━━━ Data for the task

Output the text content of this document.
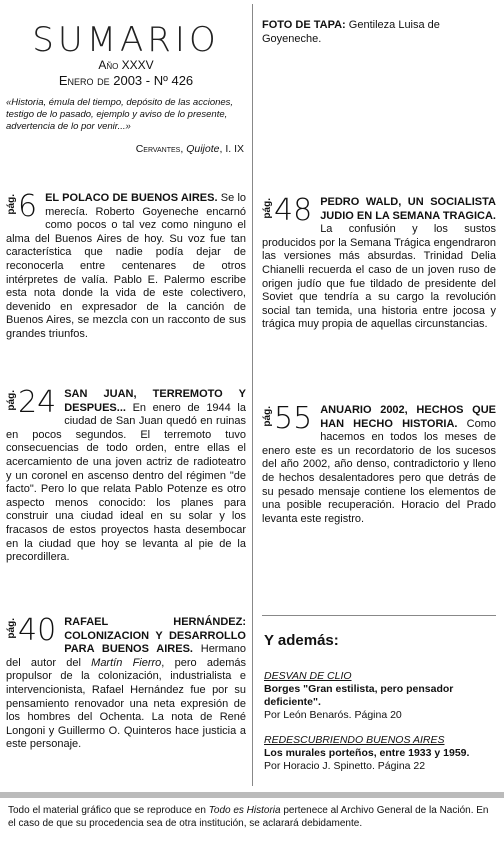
SUMARIO
Año XXXV
Enero de 2003 - Nº 426
«Historia, émula del tiempo, depósito de las acciones, testigo de lo pasado, ejemplo y aviso de lo presente, advertencia de lo por venir...»
Cervantes, Quijote, I. IX
pág. 6 EL POLACO DE BUENOS AIRES. Se lo merecía. Roberto Goyeneche encarnó como pocos o tal vez como ninguno el alma del Buenos Aires de hoy. Su voz fue tan característica que nadie podía dejar de reconocerla entre centenares de otros intérpretes de valía. Pablo E. Palermo escribe esta nota donde la vida de este colectivero, devenido en expresador de la canción de Buenos Aires, se mezcla con un racconto de sus grandes triunfos.
pág. 24 SAN JUAN, TERREMOTO Y DESPUES... En enero de 1944 la ciudad de San Juan quedó en ruinas en pocos segundos. El terremoto tuvo consecuencias de todo orden, entre ellas el acercamiento de una joven actriz de radioteatro y un coronel en ascenso dentro del régimen "de facto". Pero lo que relata Pablo Potenze es otro aspecto menos conocido: los planes para construir una ciudad ideal en su solar y los fracasos de estos proyectos hasta desembocar en la ciudad que hoy se levanta al pie de la precordillera.
pág. 40 RAFAEL HERNÁNDEZ: COLONIZACION Y DESARROLLO PARA BUENOS AIRES. Hermano del autor del Martín Fierro, pero además propulsor de la colonización, industrialista e intervencionista, Rafael Hernández fue por su pensamiento renovador una neta expresión de los hombres del Ochenta. La nota de René Longoni y Guillermo O. Quinteros hace justicia a este personaje.
FOTO DE TAPA: Gentileza Luisa de Goyeneche.
pág. 48 PEDRO WALD, UN SOCIALISTA JUDIO EN LA SEMANA TRAGICA. La confusión y los sustos producidos por la Semana Trágica engendraron las versiones más absurdas. Trinidad Delia Chianelli recuerda el caso de un joven ruso de origen judío que fue tildado de presidente del Soviet que tendría a su cargo la revolución social tan temida, una historia entre jocosa y trágica muy propia de aquellas circunstancias.
pág. 55 ANUARIO 2002, HECHOS QUE HAN HECHO HISTORIA. Como hacemos en todos los meses de enero este es un recordatorio de los sucesos del año 2002, año denso, contradictorio y lleno de hechos desalentadores pero que detrás de su pesado mensaje contiene los elementos de una posible recuperación. Horacio del Prado levanta este registro.
Y además:
DESVAN DE CLIO
Borges "Gran estilista, pero pensador deficiente".
Por León Benarós. Página 20
REDESCUBRIENDO BUENOS AIRES
Los murales porteños, entre 1933 y 1959.
Por Horacio J. Spinetto. Página 22
Todo el material gráfico que se reproduce en Todo es Historia pertenece al Archivo General de la Nación. En el caso de que su procedencia sea de otra institución, se aclarará debidamente.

━━━━━━

Prompt: Reproduce every entry exactly, but omit each picture.

Worked answer:
Output the text content of this document.
SUMARIO
Año XXXV
Enero de 2003 - Nº 426
«Historia, émula del tiempo, depósito de las acciones, testigo de lo pasado, ejemplo y aviso de lo presente, advertencia de lo por venir...»
Cervantes, Quijote, I. IX
pág. 6 EL POLACO DE BUENOS AIRES. Se lo merecía. Roberto Goyeneche encarnó como pocos o tal vez como ninguno el alma del Buenos Aires de hoy. Su voz fue tan característica que nadie podía dejar de reconocerla entre centenares de otros intérpretes de valía. Pablo E. Palermo escribe esta nota donde la vida de este colectivero, devenido en expresador de la canción de Buenos Aires, se mezcla con un racconto de sus grandes triunfos.
pág. 24 SAN JUAN, TERREMOTO Y DESPUES... En enero de 1944 la ciudad de San Juan quedó en ruinas en pocos segundos. El terremoto tuvo consecuencias de todo orden, entre ellas el acercamiento de una joven actriz de radioteatro y un coronel en ascenso dentro del régimen "de facto". Pero lo que relata Pablo Potenze es otro aspecto menos conocido: los planes para construir una ciudad ideal en su solar y los fracasos de estos proyectos hasta desembocar en la ciudad que hoy se levanta al pie de la precordillera.
pág. 40 RAFAEL HERNÁNDEZ: COLONIZACION Y DESARROLLO PARA BUENOS AIRES. Hermano del autor del Martín Fierro, pero además propulsor de la colonización, industrialista e intervencionista, Rafael Hernández fue por su pensamiento renovador una neta expresión de los hombres del Ochenta. La nota de René Longoni y Guillermo O. Quinteros hace justicia a este personaje.
FOTO DE TAPA: Gentileza Luisa de Goyeneche.
pág. 48 PEDRO WALD, UN SOCIALISTA JUDIO EN LA SEMANA TRAGICA. La confusión y los sustos producidos por la Semana Trágica engendraron las versiones más absurdas. Trinidad Delia Chianelli recuerda el caso de un joven ruso de origen judío que fue tildado de presidente del Soviet que tendría a su cargo la revolución social tan temida, una historia entre jocosa y trágica muy propia de aquellas circunstancias.
pág. 55 ANUARIO 2002, HECHOS QUE HAN HECHO HISTORIA. Como hacemos en todos los meses de enero este es un recordatorio de los sucesos del año 2002, año denso, contradictorio y lleno de hechos desalentadores pero que detrás de su pesado mensaje contiene los elementos de una posible recuperación. Horacio del Prado levanta este registro.
Y además:
DESVAN DE CLIO
Borges "Gran estilista, pero pensador deficiente".
Por León Benarós. Página 20
REDESCUBRIENDO BUENOS AIRES
Los murales porteños, entre 1933 y 1959.
Por Horacio J. Spinetto. Página 22
Todo el material gráfico que se reproduce en Todo es Historia pertenece al Archivo General de la Nación. En el caso de que su procedencia sea de otra institución, se aclarará debidamente.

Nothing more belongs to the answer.